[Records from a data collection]

==*==

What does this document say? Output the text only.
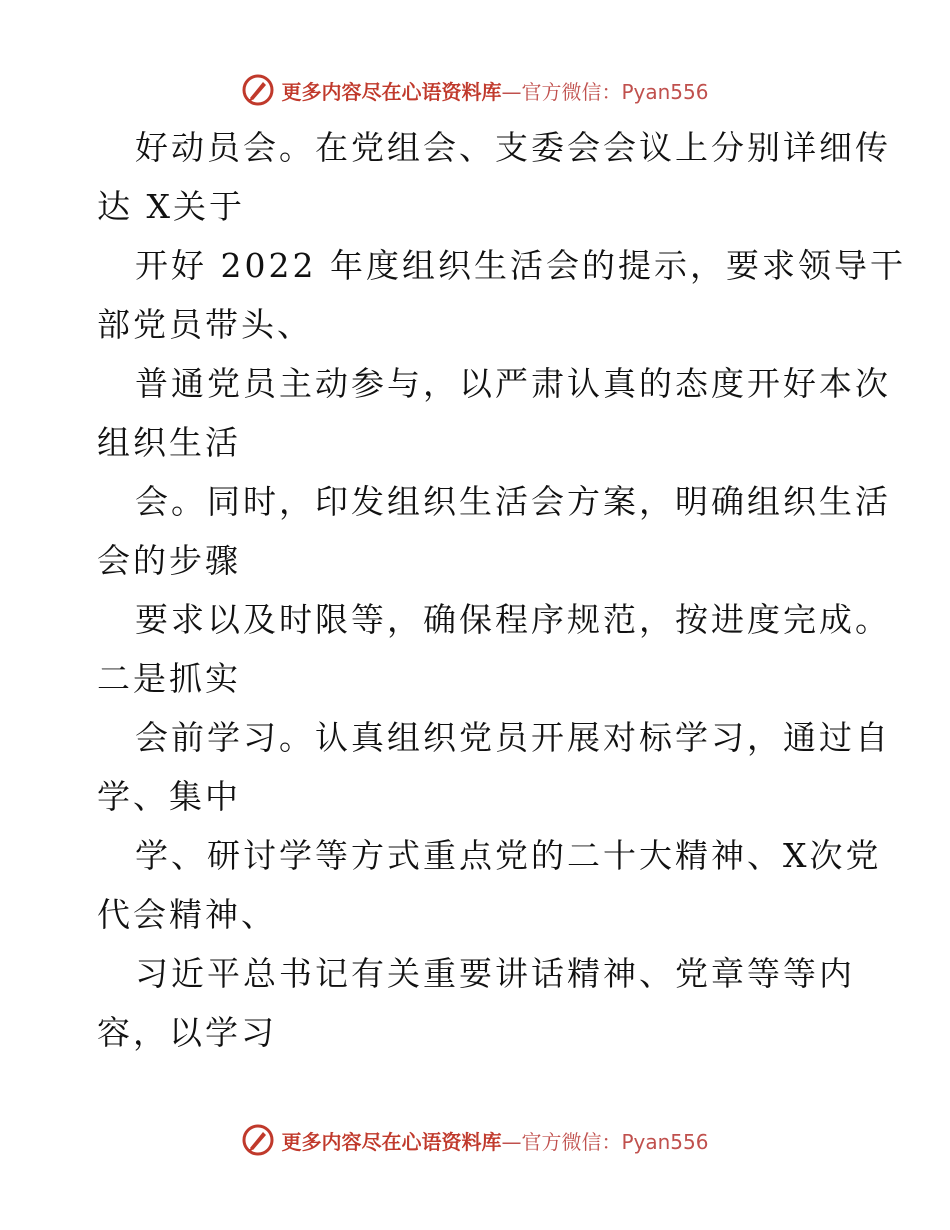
更多内容尽在心语资料库—官方微信：Pyan556
好动员会。在党组会、支委会会议上分别详细传
达 X关于
开好 2022 年度组织生活会的提示，要求领导干
部党员带头、
普通党员主动参与，以严肃认真的态度开好本次
组织生活
会。同时，印发组织生活会方案，明确组织生活
会的步骤
要求以及时限等，确保程序规范，按进度完成。
二是抓实
会前学习。认真组织党员开展对标学习，通过自
学、集中
学、研讨学等方式重点党的二十大精神、X次党
代会精神、
习近平总书记有关重要讲话精神、党章等等内
容，以学习
更多内容尽在心语资料库—官方微信：Pyan556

==*==

### Task goal
Omit the pictures, and quote the material above exactly as given.

### Solution
What does this document say? Output the text only.
更多内容尽在心语资料库—官方微信：Pyan556
好动员会。在党组会、支委会会议上分别详细传
达 X关于
开好 2022 年度组织生活会的提示，要求领导干
部党员带头、
普通党员主动参与，以严肃认真的态度开好本次
组织生活
会。同时，印发组织生活会方案，明确组织生活
会的步骤
要求以及时限等，确保程序规范，按进度完成。
二是抓实
会前学习。认真组织党员开展对标学习，通过自
学、集中
学、研讨学等方式重点党的二十大精神、X次党
代会精神、
习近平总书记有关重要讲话精神、党章等等内
容，以学习
更多内容尽在心语资料库—官方微信：Pyan556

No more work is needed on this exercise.